[Collected data entries]
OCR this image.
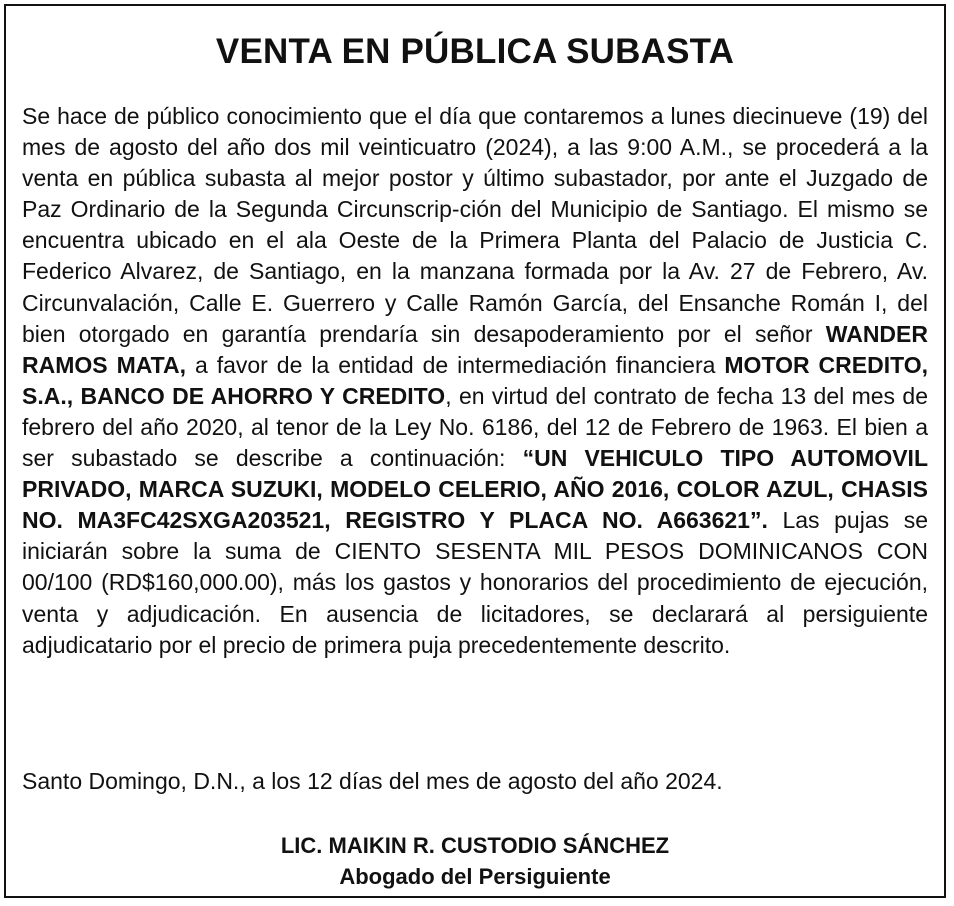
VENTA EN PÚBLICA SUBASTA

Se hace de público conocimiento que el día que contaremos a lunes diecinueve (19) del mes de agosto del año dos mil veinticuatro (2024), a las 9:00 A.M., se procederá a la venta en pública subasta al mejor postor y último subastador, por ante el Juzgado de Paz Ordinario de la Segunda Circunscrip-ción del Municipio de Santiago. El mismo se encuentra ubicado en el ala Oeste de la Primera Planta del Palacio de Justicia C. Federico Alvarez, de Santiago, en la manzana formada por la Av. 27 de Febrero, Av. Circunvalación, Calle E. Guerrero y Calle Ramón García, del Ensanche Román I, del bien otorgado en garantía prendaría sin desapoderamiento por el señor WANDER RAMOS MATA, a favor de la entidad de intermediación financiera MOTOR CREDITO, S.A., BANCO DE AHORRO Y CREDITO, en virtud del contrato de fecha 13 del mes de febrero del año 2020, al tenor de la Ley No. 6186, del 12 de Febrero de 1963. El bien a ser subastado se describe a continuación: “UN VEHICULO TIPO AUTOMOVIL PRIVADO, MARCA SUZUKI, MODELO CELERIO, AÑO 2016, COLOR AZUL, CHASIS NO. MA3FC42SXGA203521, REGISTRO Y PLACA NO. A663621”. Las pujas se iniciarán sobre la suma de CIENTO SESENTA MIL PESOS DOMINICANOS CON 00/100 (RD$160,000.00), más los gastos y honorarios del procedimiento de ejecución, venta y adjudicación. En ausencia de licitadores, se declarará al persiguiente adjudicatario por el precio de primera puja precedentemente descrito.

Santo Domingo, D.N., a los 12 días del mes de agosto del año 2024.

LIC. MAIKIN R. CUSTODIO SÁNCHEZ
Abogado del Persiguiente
* * *
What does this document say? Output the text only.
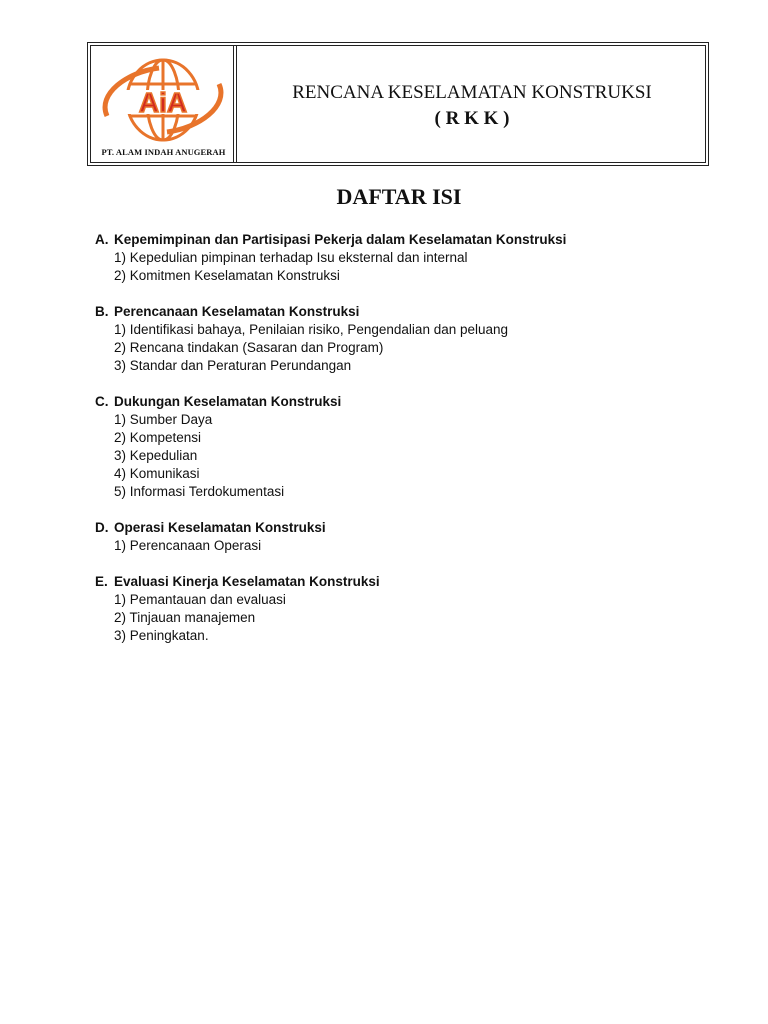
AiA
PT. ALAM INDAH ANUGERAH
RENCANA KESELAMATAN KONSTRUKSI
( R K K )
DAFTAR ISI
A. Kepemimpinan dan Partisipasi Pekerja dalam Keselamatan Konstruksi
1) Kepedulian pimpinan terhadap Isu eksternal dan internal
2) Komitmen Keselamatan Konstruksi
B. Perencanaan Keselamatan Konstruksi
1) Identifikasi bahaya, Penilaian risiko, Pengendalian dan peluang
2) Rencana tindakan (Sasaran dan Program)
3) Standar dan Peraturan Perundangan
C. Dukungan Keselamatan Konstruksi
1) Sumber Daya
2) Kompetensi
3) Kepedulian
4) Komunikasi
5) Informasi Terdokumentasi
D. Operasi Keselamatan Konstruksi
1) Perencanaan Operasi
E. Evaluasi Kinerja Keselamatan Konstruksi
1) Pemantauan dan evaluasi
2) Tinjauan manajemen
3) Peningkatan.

Task goal → Return each line of the data that contains the string "this".

Task result →
OCR this image.
What does this document say? Output the text only.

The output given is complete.